EXERCISE OBJECTIVE » Look through the records that follow. Copy every line containing the word "contaminantes".

DATA TO PROCESS »

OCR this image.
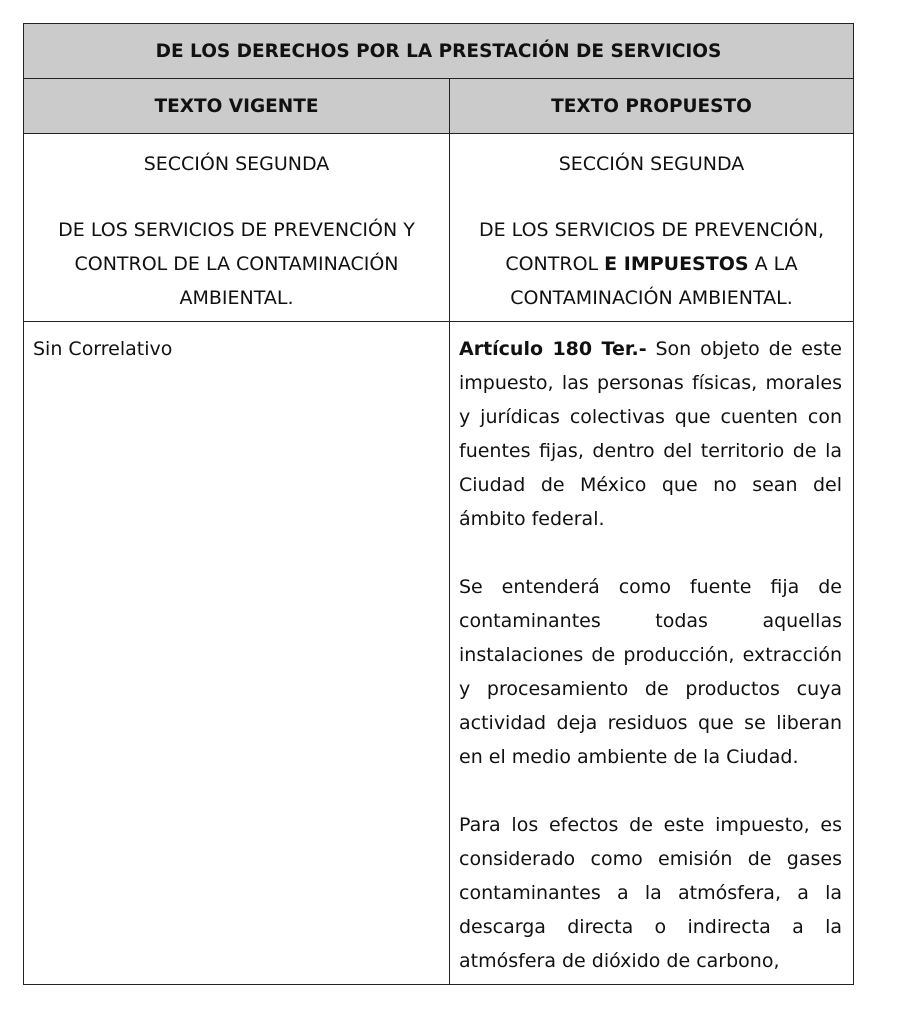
DE LOS DERECHOS POR LA PRESTACIÓN DE SERVICIOS
TEXTO VIGENTE	TEXTO PROPUESTO
SECCIÓN SEGUNDA
DE LOS SERVICIOS DE PREVENCIÓN Y CONTROL DE LA CONTAMINACIÓN AMBIENTAL.
SECCIÓN SEGUNDA
DE LOS SERVICIOS DE PREVENCIÓN, CONTROL E IMPUESTOS A LA CONTAMINACIÓN AMBIENTAL.
Sin Correlativo	Artículo 180 Ter.- Son objeto de este impuesto, las personas físicas, morales y jurídicas colectivas que cuenten con fuentes fijas, dentro del territorio de la Ciudad de México que no sean del ámbito federal.

Se entenderá como fuente fija de contaminantes todas aquellas instalaciones de producción, extracción y procesamiento de productos cuya actividad deja residuos que se liberan en el medio ambiente de la Ciudad.

Para los efectos de este impuesto, es considerado como emisión de gases contaminantes a la atmósfera, a la descarga directa o indirecta a la atmósfera de dióxido de carbono,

WRITTEN RESPONSE »
Se entenderá como fuente fija de contaminantes todas aquellas instalaciones de producción, extracción y procesamiento de productos cuya actividad deja residuos que se liberan en el medio ambiente de la Ciudad.
Para los efectos de este impuesto, es considerado como emisión de gases contaminantes a la atmósfera, a la descarga directa o indirecta a la atmósfera de dióxido de carbono,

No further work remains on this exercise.